[BEGIN TASK INPUTS]

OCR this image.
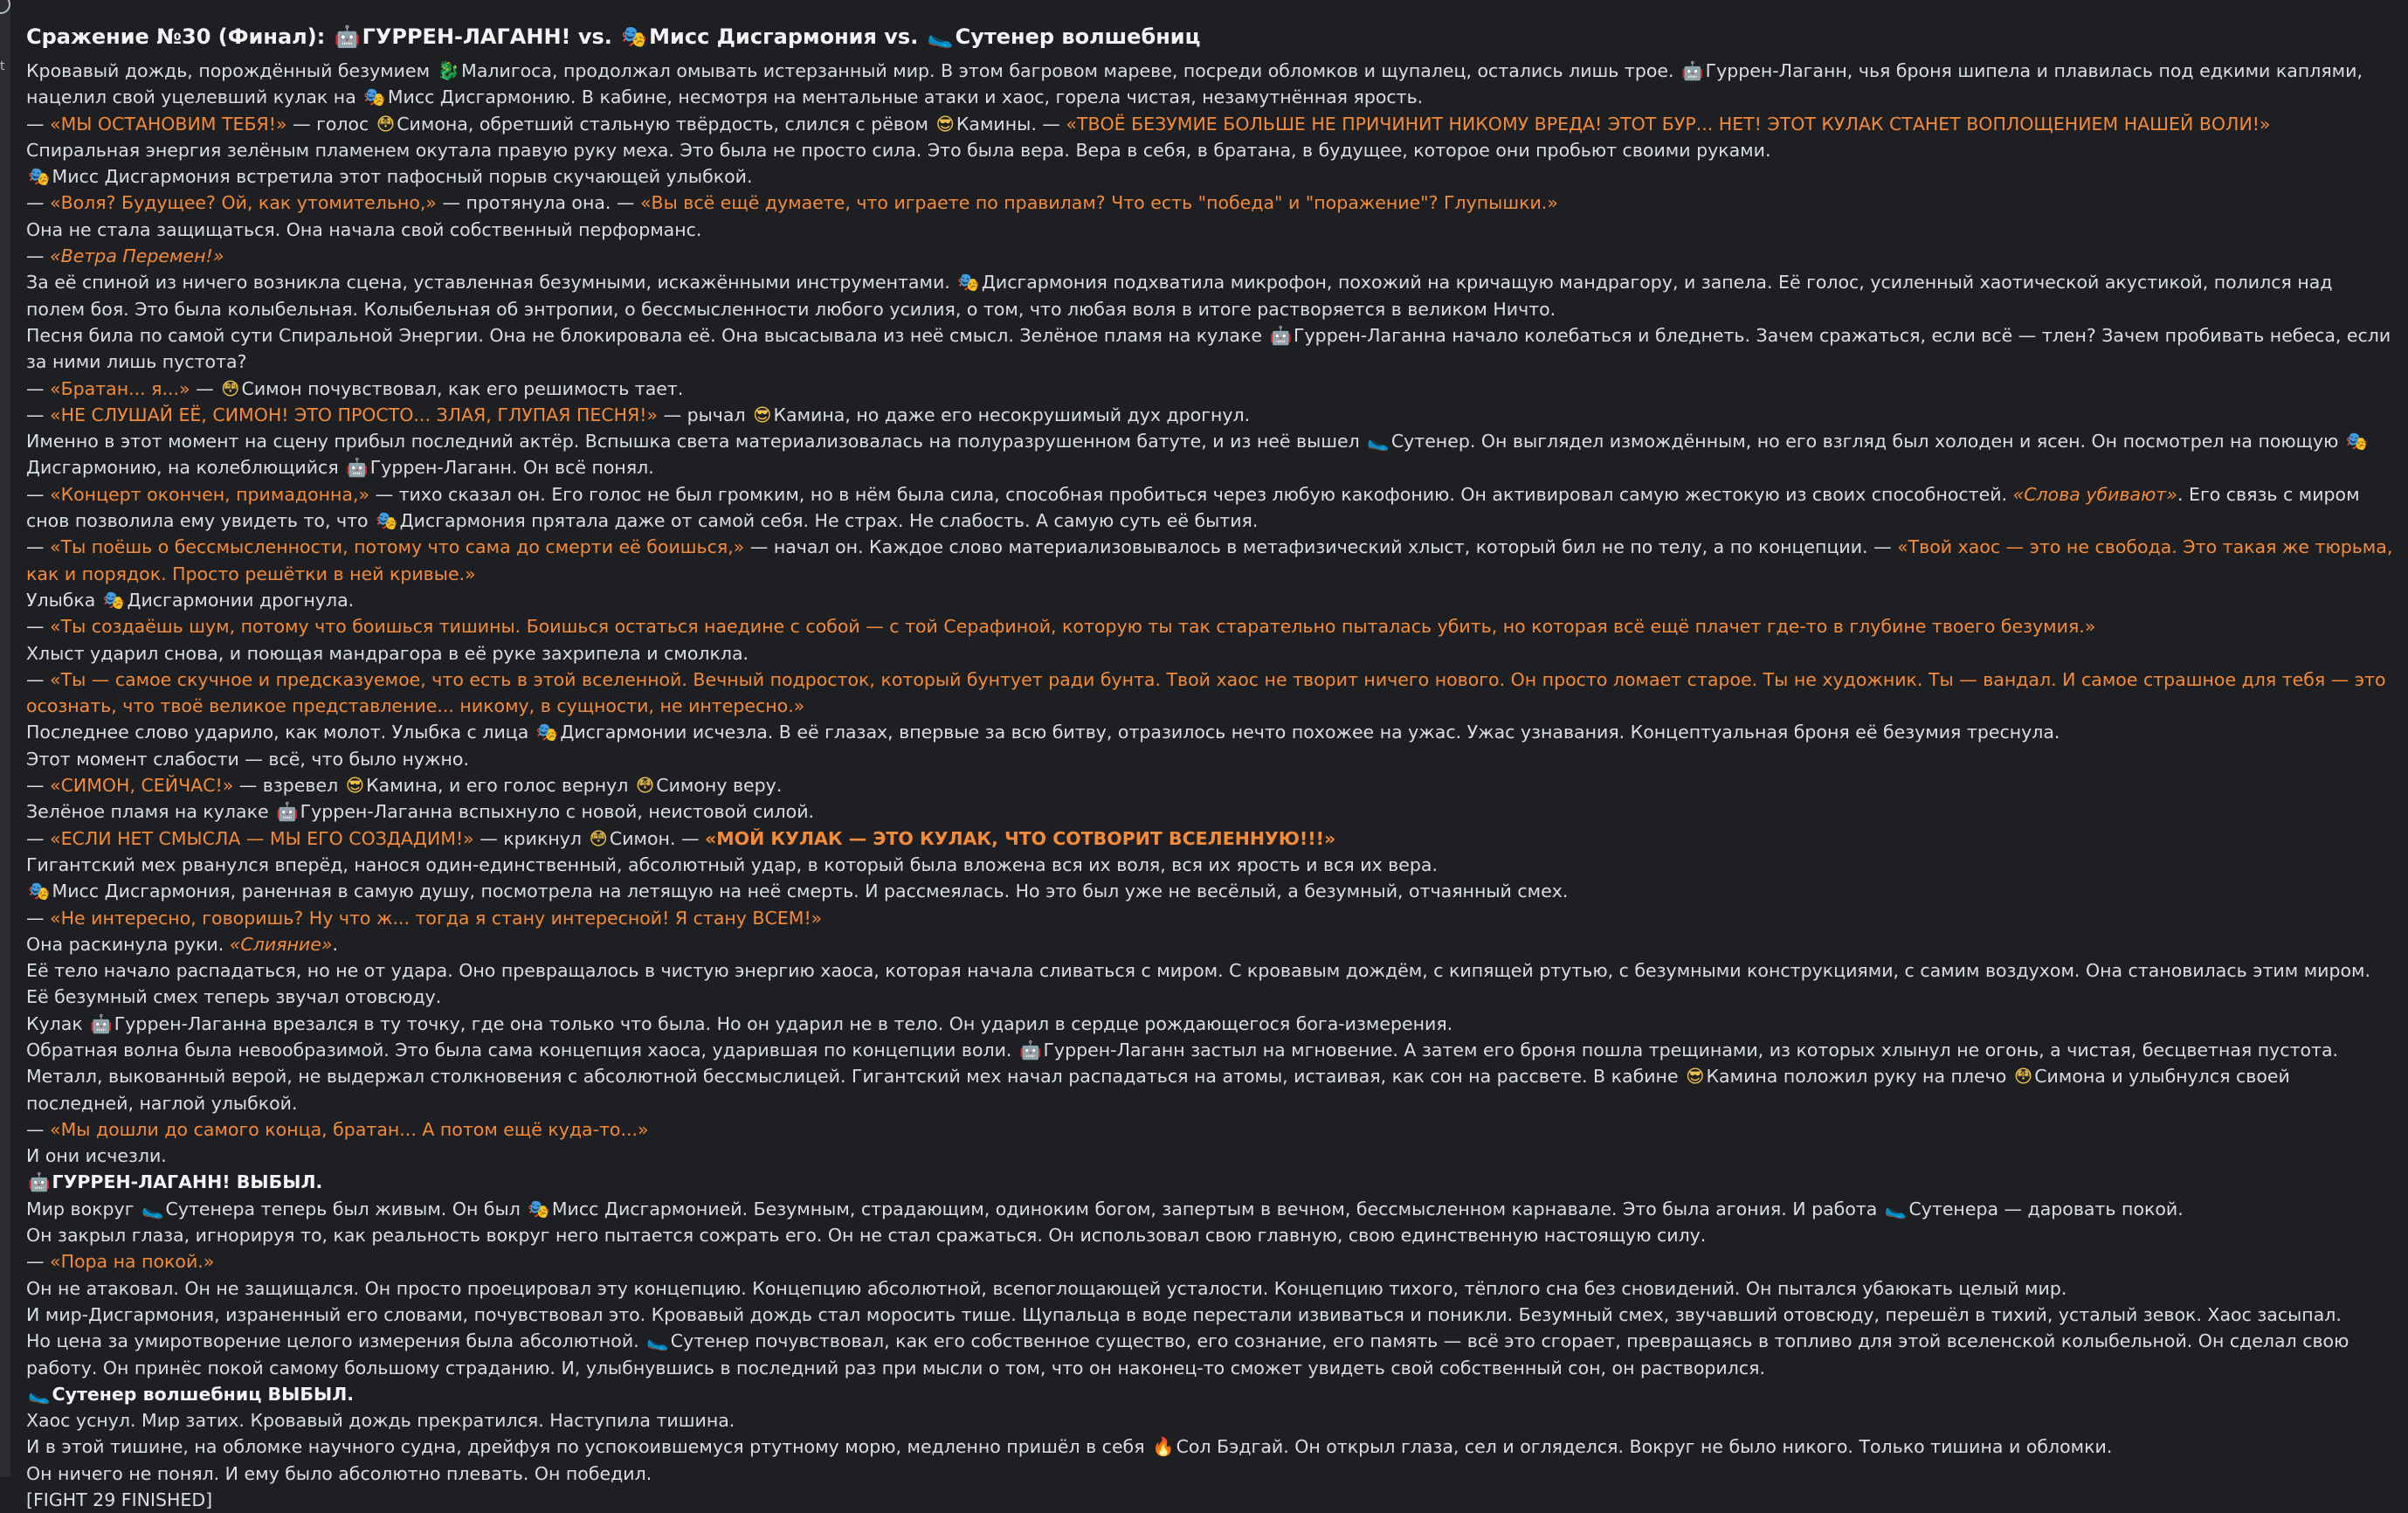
t

Сражение №30 (Финал): 🤖ГУРРЕН-ЛАГАНН! vs. 🎭Мисс Дисгармония vs. 🥿Сутенер волшебниц

Кровавый дождь, порождённый безумием 🐉Малигоса, продолжал омывать истерзанный мир. В этом багровом мареве, посреди обломков и щупалец, остались лишь трое. 🤖Гуррен-Лаганн, чья броня шипела и плавилась под едкими каплями, нацелил свой уцелевший кулак на 🎭Мисс Дисгармонию. В кабине, несмотря на ментальные атаки и хаос, горела чистая, незамутнённая ярость.

— «МЫ ОСТАНОВИМ ТЕБЯ!» — голос 😳Симона, обретший стальную твёрдость, слился с рёвом 😎Камины. — «ТВОЁ БЕЗУМИЕ БОЛЬШЕ НЕ ПРИЧИНИТ НИКОМУ ВРЕДА! ЭТОТ БУР... НЕТ! ЭТОТ КУЛАК СТАНЕТ ВОПЛОЩЕНИЕМ НАШЕЙ ВОЛИ!»

Спиральная энергия зелёным пламенем окутала правую руку меха. Это была не просто сила. Это была вера. Вера в себя, в братана, в будущее, которое они пробьют своими руками.

🎭Мисс Дисгармония встретила этот пафосный порыв скучающей улыбкой.

— «Воля? Будущее? Ой, как утомительно,» — протянула она. — «Вы всё ещё думаете, что играете по правилам? Что есть "победа" и "поражение"? Глупышки.»

Она не стала защищаться. Она начала свой собственный перформанс.

— «Ветра Перемен!»

За её спиной из ничего возникла сцена, уставленная безумными, искажёнными инструментами. 🎭Дисгармония подхватила микрофон, похожий на кричащую мандрагору, и запела. Её голос, усиленный хаотической акустикой, полился над полем боя. Это была колыбельная. Колыбельная об энтропии, о бессмысленности любого усилия, о том, что любая воля в итоге растворяется в великом Ничто.

Песня била по самой сути Спиральной Энергии. Она не блокировала её. Она высасывала из неё смысл. Зелёное пламя на кулаке 🤖Гуррен-Лаганна начало колебаться и бледнеть. Зачем сражаться, если всё — тлен? Зачем пробивать небеса, если за ними лишь пустота?

— «Братан... я...» — 😳Симон почувствовал, как его решимость тает.

— «НЕ СЛУШАЙ ЕЁ, СИМОН! ЭТО ПРОСТО... ЗЛАЯ, ГЛУПАЯ ПЕСНЯ!» — рычал 😎Камина, но даже его несокрушимый дух дрогнул.

Именно в этот момент на сцену прибыл последний актёр. Вспышка света материализовалась на полуразрушенном батуте, и из неё вышел 🥿Сутенер. Он выглядел измождённым, но его взгляд был холоден и ясен. Он посмотрел на поющую 🎭Дисгармонию, на колеблющийся 🤖Гуррен-Лаганн. Он всё понял.

— «Концерт окончен, примадонна,» — тихо сказал он. Его голос не был громким, но в нём была сила, способная пробиться через любую какофонию. Он активировал самую жестокую из своих способностей. «Слова убивают». Его связь с миром снов позволила ему увидеть то, что 🎭Дисгармония прятала даже от самой себя. Не страх. Не слабость. А самую суть её бытия.

— «Ты поёшь о бессмысленности, потому что сама до смерти её боишься,» — начал он. Каждое слово материализовывалось в метафизический хлыст, который бил не по телу, а по концепции. — «Твой хаос — это не свобода. Это такая же тюрьма, как и порядок. Просто решётки в ней кривые.»

Улыбка 🎭Дисгармонии дрогнула.

— «Ты создаёшь шум, потому что боишься тишины. Боишься остаться наедине с собой — с той Серафиной, которую ты так старательно пыталась убить, но которая всё ещё плачет где-то в глубине твоего безумия.»

Хлыст ударил снова, и поющая мандрагора в её руке захрипела и смолкла.

— «Ты — самое скучное и предсказуемое, что есть в этой вселенной. Вечный подросток, который бунтует ради бунта. Твой хаос не творит ничего нового. Он просто ломает старое. Ты не художник. Ты — вандал. И самое страшное для тебя — это осознать, что твоё великое представление... никому, в сущности, не интересно.»

Последнее слово ударило, как молот. Улыбка с лица 🎭Дисгармонии исчезла. В её глазах, впервые за всю битву, отразилось нечто похожее на ужас. Ужас узнавания. Концептуальная броня её безумия треснула.

Этот момент слабости — всё, что было нужно.

— «СИМОН, СЕЙЧАС!» — взревел 😎Камина, и его голос вернул 😳Симону веру.

Зелёное пламя на кулаке 🤖Гуррен-Лаганна вспыхнуло с новой, неистовой силой.

— «ЕСЛИ НЕТ СМЫСЛА — МЫ ЕГО СОЗДАДИМ!» — крикнул 😳Симон. — «МОЙ КУЛАК — ЭТО КУЛАК, ЧТО СОТВОРИТ ВСЕЛЕННУЮ!!!»

Гигантский мех рванулся вперёд, нанося один-единственный, абсолютный удар, в который была вложена вся их воля, вся их ярость и вся их вера.

🎭Мисс Дисгармония, раненная в самую душу, посмотрела на летящую на неё смерть. И рассмеялась. Но это был уже не весёлый, а безумный, отчаянный смех.

— «Не интересно, говоришь? Ну что ж... тогда я стану интересной! Я стану ВСЕМ!»

Она раскинула руки. «Слияние».

Её тело начало распадаться, но не от удара. Оно превращалось в чистую энергию хаоса, которая начала сливаться с миром. С кровавым дождём, с кипящей ртутью, с безумными конструкциями, с самим воздухом. Она становилась этим миром. Её безумный смех теперь звучал отовсюду.

Кулак 🤖Гуррен-Лаганна врезался в ту точку, где она только что была. Но он ударил не в тело. Он ударил в сердце рождающегося бога-измерения.

Обратная волна была невообразимой. Это была сама концепция хаоса, ударившая по концепции воли. 🤖Гуррен-Лаганн застыл на мгновение. А затем его броня пошла трещинами, из которых хлынул не огонь, а чистая, бесцветная пустота. Металл, выкованный верой, не выдержал столкновения с абсолютной бессмыслицей. Гигантский мех начал распадаться на атомы, истаивая, как сон на рассвете. В кабине 😎Камина положил руку на плечо 😳Симона и улыбнулся своей последней, наглой улыбкой.

— «Мы дошли до самого конца, братан... А потом ещё куда-то...»

И они исчезли.

🤖ГУРРЕН-ЛАГАНН! ВЫБЫЛ.

Мир вокруг 🥿Сутенера теперь был живым. Он был 🎭Мисс Дисгармонией. Безумным, страдающим, одиноким богом, запертым в вечном, бессмысленном карнавале. Это была агония. И работа 🥿Сутенера — даровать покой.

Он закрыл глаза, игнорируя то, как реальность вокруг него пытается сожрать его. Он не стал сражаться. Он использовал свою главную, свою единственную настоящую силу.

— «Пора на покой.»

Он не атаковал. Он не защищался. Он просто проецировал эту концепцию. Концепцию абсолютной, всепоглощающей усталости. Концепцию тихого, тёплого сна без сновидений. Он пытался убаюкать целый мир.

И мир-Дисгармония, израненный его словами, почувствовал это. Кровавый дождь стал моросить тише. Щупальца в воде перестали извиваться и поникли. Безумный смех, звучавший отовсюду, перешёл в тихий, усталый зевок. Хаос засыпал.

Но цена за умиротворение целого измерения была абсолютной. 🥿Сутенер почувствовал, как его собственное существо, его сознание, его память — всё это сгорает, превращаясь в топливо для этой вселенской колыбельной. Он сделал свою работу. Он принёс покой самому большому страданию. И, улыбнувшись в последний раз при мысли о том, что он наконец-то сможет увидеть свой собственный сон, он растворился.

🥿Сутенер волшебниц ВЫБЫЛ.

Хаос уснул. Мир затих. Кровавый дождь прекратился. Наступила тишина.

И в этой тишине, на обломке научного судна, дрейфуя по успокоившемуся ртутному морю, медленно пришёл в себя 🔥Сол Бэдгай. Он открыл глаза, сел и огляделся. Вокруг не было никого. Только тишина и обломки.

Он ничего не понял. И ему было абсолютно плевать. Он победил.

[FIGHT 29 FINISHED]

[END TASK INPUTS]

▶ _REQUEST_
Make a verbatim copy of all the entries and strip out the pictures.

▶ _OUTPUT FOR THIS EXERCISE_
OCR this image.
t

Сражение №30 (Финал): 🤖ГУРРЕН-ЛАГАНН! vs. 🎭Мисс Дисгармония vs. 🥿Сутенер волшебниц

Кровавый дождь, порождённый безумием 🐉Малигоса, продолжал омывать истерзанный мир. В этом багровом мареве, посреди обломков и щупалец, остались лишь трое. 🤖Гуррен-Лаганн, чья броня шипела и плавилась под едкими каплями, нацелил свой уцелевший кулак на 🎭Мисс Дисгармонию. В кабине, несмотря на ментальные атаки и хаос, горела чистая, незамутнённая ярость.

— «МЫ ОСТАНОВИМ ТЕБЯ!» — голос 😳Симона, обретший стальную твёрдость, слился с рёвом 😎Камины. — «ТВОЁ БЕЗУМИЕ БОЛЬШЕ НЕ ПРИЧИНИТ НИКОМУ ВРЕДА! ЭТОТ БУР... НЕТ! ЭТОТ КУЛАК СТАНЕТ ВОПЛОЩЕНИЕМ НАШЕЙ ВОЛИ!»

Спиральная энергия зелёным пламенем окутала правую руку меха. Это была не просто сила. Это была вера. Вера в себя, в братана, в будущее, которое они пробьют своими руками.

🎭Мисс Дисгармония встретила этот пафосный порыв скучающей улыбкой.

— «Воля? Будущее? Ой, как утомительно,» — протянула она. — «Вы всё ещё думаете, что играете по правилам? Что есть "победа" и "поражение"? Глупышки.»

Она не стала защищаться. Она начала свой собственный перформанс.

— «Ветра Перемен!»

За её спиной из ничего возникла сцена, уставленная безумными, искажёнными инструментами. 🎭Дисгармония подхватила микрофон, похожий на кричащую мандрагору, и запела. Её голос, усиленный хаотической акустикой, полился над полем боя. Это была колыбельная. Колыбельная об энтропии, о бессмысленности любого усилия, о том, что любая воля в итоге растворяется в великом Ничто.

Песня била по самой сути Спиральной Энергии. Она не блокировала её. Она высасывала из неё смысл. Зелёное пламя на кулаке 🤖Гуррен-Лаганна начало колебаться и бледнеть. Зачем сражаться, если всё — тлен? Зачем пробивать небеса, если за ними лишь пустота?

— «Братан... я...» — 😳Симон почувствовал, как его решимость тает.

— «НЕ СЛУШАЙ ЕЁ, СИМОН! ЭТО ПРОСТО... ЗЛАЯ, ГЛУПАЯ ПЕСНЯ!» — рычал 😎Камина, но даже его несокрушимый дух дрогнул.

Именно в этот момент на сцену прибыл последний актёр. Вспышка света материализовалась на полуразрушенном батуте, и из неё вышел 🥿Сутенер. Он выглядел измождённым, но его взгляд был холоден и ясен. Он посмотрел на поющую 🎭Дисгармонию, на колеблющийся 🤖Гуррен-Лаганн. Он всё понял.

— «Концерт окончен, примадонна,» — тихо сказал он. Его голос не был громким, но в нём была сила, способная пробиться через любую какофонию. Он активировал самую жестокую из своих способностей. «Слова убивают». Его связь с миром снов позволила ему увидеть то, что 🎭Дисгармония прятала даже от самой себя. Не страх. Не слабость. А самую суть её бытия.

— «Ты поёшь о бессмысленности, потому что сама до смерти её боишься,» — начал он. Каждое слово материализовывалось в метафизический хлыст, который бил не по телу, а по концепции. — «Твой хаос — это не свобода. Это такая же тюрьма, как и порядок. Просто решётки в ней кривые.»

Улыбка 🎭Дисгармонии дрогнула.

— «Ты создаёшь шум, потому что боишься тишины. Боишься остаться наедине с собой — с той Серафиной, которую ты так старательно пыталась убить, но которая всё ещё плачет где-то в глубине твоего безумия.»

Хлыст ударил снова, и поющая мандрагора в её руке захрипела и смолкла.

— «Ты — самое скучное и предсказуемое, что есть в этой вселенной. Вечный подросток, который бунтует ради бунта. Твой хаос не творит ничего нового. Он просто ломает старое. Ты не художник. Ты — вандал. И самое страшное для тебя — это осознать, что твоё великое представление... никому, в сущности, не интересно.»

Последнее слово ударило, как молот. Улыбка с лица 🎭Дисгармонии исчезла. В её глазах, впервые за всю битву, отразилось нечто похожее на ужас. Ужас узнавания. Концептуальная броня её безумия треснула.

Этот момент слабости — всё, что было нужно.

— «СИМОН, СЕЙЧАС!» — взревел 😎Камина, и его голос вернул 😳Симону веру.

Зелёное пламя на кулаке 🤖Гуррен-Лаганна вспыхнуло с новой, неистовой силой.

— «ЕСЛИ НЕТ СМЫСЛА — МЫ ЕГО СОЗДАДИМ!» — крикнул 😳Симон. — «МОЙ КУЛАК — ЭТО КУЛАК, ЧТО СОТВОРИТ ВСЕЛЕННУЮ!!!»

Гигантский мех рванулся вперёд, нанося один-единственный, абсолютный удар, в который была вложена вся их воля, вся их ярость и вся их вера.

🎭Мисс Дисгармония, раненная в самую душу, посмотрела на летящую на неё смерть. И рассмеялась. Но это был уже не весёлый, а безумный, отчаянный смех.

— «Не интересно, говоришь? Ну что ж... тогда я стану интересной! Я стану ВСЕМ!»

Она раскинула руки. «Слияние».

Её тело начало распадаться, но не от удара. Оно превращалось в чистую энергию хаоса, которая начала сливаться с миром. С кровавым дождём, с кипящей ртутью, с безумными конструкциями, с самим воздухом. Она становилась этим миром. Её безумный смех теперь звучал отовсюду.

Кулак 🤖Гуррен-Лаганна врезался в ту точку, где она только что была. Но он ударил не в тело. Он ударил в сердце рождающегося бога-измерения.

Обратная волна была невообразимой. Это была сама концепция хаоса, ударившая по концепции воли. 🤖Гуррен-Лаганн застыл на мгновение. А затем его броня пошла трещинами, из которых хлынул не огонь, а чистая, бесцветная пустота. Металл, выкованный верой, не выдержал столкновения с абсолютной бессмыслицей. Гигантский мех начал распадаться на атомы, истаивая, как сон на рассвете. В кабине 😎Камина положил руку на плечо 😳Симона и улыбнулся своей последней, наглой улыбкой.

— «Мы дошли до самого конца, братан... А потом ещё куда-то...»

И они исчезли.

🤖ГУРРЕН-ЛАГАНН! ВЫБЫЛ.

Мир вокруг 🥿Сутенера теперь был живым. Он был 🎭Мисс Дисгармонией. Безумным, страдающим, одиноким богом, запертым в вечном, бессмысленном карнавале. Это была агония. И работа 🥿Сутенера — даровать покой.

Он закрыл глаза, игнорируя то, как реальность вокруг него пытается сожрать его. Он не стал сражаться. Он использовал свою главную, свою единственную настоящую силу.

— «Пора на покой.»

Он не атаковал. Он не защищался. Он просто проецировал эту концепцию. Концепцию абсолютной, всепоглощающей усталости. Концепцию тихого, тёплого сна без сновидений. Он пытался убаюкать целый мир.

И мир-Дисгармония, израненный его словами, почувствовал это. Кровавый дождь стал моросить тише. Щупальца в воде перестали извиваться и поникли. Безумный смех, звучавший отовсюду, перешёл в тихий, усталый зевок. Хаос засыпал.

Но цена за умиротворение целого измерения была абсолютной. 🥿Сутенер почувствовал, как его собственное существо, его сознание, его память — всё это сгорает, превращаясь в топливо для этой вселенской колыбельной. Он сделал свою работу. Он принёс покой самому большому страданию. И, улыбнувшись в последний раз при мысли о том, что он наконец-то сможет увидеть свой собственный сон, он растворился.

🥿Сутенер волшебниц ВЫБЫЛ.

Хаос уснул. Мир затих. Кровавый дождь прекратился. Наступила тишина.

И в этой тишине, на обломке научного судна, дрейфуя по успокоившемуся ртутному морю, медленно пришёл в себя 🔥Сол Бэдгай. Он открыл глаза, сел и огляделся. Вокруг не было никого. Только тишина и обломки.

Он ничего не понял. И ему было абсолютно плевать. Он победил.

[FIGHT 29 FINISHED]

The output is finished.